Given data >>
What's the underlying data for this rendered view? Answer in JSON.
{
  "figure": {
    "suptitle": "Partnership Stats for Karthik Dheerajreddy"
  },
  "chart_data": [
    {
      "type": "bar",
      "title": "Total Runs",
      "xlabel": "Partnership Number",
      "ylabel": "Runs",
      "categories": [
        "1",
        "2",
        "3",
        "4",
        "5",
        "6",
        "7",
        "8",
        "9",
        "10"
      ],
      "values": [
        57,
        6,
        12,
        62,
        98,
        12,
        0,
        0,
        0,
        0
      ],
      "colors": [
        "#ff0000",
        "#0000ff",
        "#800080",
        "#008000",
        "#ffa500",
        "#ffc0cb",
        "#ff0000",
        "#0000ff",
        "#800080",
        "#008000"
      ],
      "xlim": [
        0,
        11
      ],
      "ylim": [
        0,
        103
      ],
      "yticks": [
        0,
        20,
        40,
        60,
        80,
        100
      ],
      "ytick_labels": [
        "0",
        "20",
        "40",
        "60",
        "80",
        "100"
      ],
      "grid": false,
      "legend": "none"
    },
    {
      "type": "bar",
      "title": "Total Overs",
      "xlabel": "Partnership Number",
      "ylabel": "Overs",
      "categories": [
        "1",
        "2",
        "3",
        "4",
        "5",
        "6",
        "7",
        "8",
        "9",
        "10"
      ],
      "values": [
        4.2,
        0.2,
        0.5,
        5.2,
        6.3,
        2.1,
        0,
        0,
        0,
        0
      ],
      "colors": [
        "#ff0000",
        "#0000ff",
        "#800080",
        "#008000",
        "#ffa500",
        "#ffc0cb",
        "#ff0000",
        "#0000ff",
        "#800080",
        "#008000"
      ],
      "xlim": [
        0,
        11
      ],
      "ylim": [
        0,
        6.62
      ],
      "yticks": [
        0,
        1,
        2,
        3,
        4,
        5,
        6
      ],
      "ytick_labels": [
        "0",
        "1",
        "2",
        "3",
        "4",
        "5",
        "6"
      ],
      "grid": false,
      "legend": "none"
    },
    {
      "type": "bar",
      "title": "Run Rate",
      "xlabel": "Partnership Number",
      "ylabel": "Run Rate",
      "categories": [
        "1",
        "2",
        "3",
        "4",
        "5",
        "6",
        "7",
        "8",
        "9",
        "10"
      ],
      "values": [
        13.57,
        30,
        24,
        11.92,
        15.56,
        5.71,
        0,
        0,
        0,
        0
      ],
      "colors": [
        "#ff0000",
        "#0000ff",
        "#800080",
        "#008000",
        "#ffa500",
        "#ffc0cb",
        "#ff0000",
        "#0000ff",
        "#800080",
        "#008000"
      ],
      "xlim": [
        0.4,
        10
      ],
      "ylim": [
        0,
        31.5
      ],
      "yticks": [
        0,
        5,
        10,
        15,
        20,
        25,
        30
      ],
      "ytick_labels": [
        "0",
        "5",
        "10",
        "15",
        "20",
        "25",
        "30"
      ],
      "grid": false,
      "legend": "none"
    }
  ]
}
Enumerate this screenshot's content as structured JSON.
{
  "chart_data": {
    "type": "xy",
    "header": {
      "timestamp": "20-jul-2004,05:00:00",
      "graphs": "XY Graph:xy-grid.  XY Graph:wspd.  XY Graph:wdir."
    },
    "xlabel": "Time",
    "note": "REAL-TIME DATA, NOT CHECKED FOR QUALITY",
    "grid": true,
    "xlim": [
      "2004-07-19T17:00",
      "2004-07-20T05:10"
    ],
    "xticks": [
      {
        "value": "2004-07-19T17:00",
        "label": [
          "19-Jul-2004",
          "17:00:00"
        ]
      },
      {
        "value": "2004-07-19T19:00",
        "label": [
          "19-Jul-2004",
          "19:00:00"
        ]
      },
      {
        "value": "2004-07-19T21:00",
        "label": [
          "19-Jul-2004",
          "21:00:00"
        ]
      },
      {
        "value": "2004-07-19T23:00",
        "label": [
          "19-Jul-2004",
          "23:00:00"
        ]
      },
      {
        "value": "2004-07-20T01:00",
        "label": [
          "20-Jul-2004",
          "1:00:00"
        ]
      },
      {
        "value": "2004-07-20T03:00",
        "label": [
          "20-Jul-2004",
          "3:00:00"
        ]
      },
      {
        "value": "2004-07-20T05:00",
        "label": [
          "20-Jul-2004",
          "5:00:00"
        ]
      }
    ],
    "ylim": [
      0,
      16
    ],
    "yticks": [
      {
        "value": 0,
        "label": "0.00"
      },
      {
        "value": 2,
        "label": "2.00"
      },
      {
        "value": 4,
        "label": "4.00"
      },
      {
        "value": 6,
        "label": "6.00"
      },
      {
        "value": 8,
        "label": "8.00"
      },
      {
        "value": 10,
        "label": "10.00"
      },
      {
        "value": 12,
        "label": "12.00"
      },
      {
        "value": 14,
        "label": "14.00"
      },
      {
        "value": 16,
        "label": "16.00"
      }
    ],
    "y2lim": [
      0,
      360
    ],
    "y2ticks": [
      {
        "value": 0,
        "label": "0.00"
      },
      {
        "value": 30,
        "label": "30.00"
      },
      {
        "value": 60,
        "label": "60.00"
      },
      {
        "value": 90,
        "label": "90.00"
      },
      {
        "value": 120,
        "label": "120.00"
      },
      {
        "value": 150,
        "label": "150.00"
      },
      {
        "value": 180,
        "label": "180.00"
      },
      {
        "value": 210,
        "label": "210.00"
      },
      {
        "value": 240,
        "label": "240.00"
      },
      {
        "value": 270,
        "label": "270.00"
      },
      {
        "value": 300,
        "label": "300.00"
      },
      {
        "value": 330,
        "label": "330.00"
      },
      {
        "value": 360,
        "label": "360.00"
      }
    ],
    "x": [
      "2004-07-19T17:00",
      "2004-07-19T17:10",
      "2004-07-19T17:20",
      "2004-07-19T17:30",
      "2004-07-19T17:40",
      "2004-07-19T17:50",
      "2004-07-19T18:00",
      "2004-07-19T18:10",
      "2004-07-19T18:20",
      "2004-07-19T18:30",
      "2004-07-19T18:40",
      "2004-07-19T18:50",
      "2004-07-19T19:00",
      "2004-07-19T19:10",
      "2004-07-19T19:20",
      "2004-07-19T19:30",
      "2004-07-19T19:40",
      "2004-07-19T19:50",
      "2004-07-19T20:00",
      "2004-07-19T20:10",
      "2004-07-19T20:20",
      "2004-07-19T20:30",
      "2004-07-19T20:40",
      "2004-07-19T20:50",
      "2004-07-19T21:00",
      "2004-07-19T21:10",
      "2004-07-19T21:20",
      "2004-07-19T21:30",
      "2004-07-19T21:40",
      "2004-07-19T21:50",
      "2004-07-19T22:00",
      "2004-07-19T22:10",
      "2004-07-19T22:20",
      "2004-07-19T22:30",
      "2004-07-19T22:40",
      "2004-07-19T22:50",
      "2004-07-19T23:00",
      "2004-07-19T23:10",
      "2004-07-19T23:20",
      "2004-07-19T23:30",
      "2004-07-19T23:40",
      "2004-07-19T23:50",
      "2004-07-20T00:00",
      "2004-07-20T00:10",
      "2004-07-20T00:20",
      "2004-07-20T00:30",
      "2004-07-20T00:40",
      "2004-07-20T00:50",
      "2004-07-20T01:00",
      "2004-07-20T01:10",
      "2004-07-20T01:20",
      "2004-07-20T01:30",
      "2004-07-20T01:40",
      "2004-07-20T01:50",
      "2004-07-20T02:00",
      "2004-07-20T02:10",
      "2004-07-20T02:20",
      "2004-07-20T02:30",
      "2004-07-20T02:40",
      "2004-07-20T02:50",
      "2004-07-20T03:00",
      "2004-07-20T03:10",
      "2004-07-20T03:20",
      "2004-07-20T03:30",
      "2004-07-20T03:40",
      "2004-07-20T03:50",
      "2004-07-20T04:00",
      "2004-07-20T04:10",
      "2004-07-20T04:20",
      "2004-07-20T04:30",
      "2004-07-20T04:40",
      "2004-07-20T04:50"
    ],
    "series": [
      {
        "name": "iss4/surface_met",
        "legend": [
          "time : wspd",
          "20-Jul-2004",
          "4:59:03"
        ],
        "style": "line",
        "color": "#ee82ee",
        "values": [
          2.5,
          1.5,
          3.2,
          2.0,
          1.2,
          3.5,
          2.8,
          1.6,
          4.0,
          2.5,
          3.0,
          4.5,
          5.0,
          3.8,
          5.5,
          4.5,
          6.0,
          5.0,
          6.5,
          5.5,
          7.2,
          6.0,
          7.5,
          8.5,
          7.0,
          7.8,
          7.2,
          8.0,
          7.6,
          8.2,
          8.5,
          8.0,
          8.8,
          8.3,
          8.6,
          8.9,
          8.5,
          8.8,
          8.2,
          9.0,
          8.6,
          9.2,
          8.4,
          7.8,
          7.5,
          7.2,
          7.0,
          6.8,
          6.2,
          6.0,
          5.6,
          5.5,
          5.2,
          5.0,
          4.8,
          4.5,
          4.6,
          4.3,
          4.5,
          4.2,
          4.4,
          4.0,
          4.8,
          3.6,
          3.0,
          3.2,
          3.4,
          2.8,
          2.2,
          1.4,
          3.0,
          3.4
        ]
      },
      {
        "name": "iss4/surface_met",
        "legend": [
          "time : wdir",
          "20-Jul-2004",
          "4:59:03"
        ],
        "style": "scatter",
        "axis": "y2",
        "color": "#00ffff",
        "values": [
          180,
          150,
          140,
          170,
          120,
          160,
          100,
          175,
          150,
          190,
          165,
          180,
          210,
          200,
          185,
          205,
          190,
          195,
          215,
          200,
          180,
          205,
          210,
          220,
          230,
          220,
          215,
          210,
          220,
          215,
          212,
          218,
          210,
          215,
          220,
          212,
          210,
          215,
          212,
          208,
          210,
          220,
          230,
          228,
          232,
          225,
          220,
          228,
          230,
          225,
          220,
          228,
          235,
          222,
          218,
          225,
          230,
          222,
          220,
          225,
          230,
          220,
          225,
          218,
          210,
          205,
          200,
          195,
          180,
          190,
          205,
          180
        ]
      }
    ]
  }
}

What you have to do >>
Scan the material above. Copy each line where "JSON" occurs.

Complete response >>
What's the underlying data for this rendered view? Answer in JSON.
Enumerate this screenshot's content as structured JSON.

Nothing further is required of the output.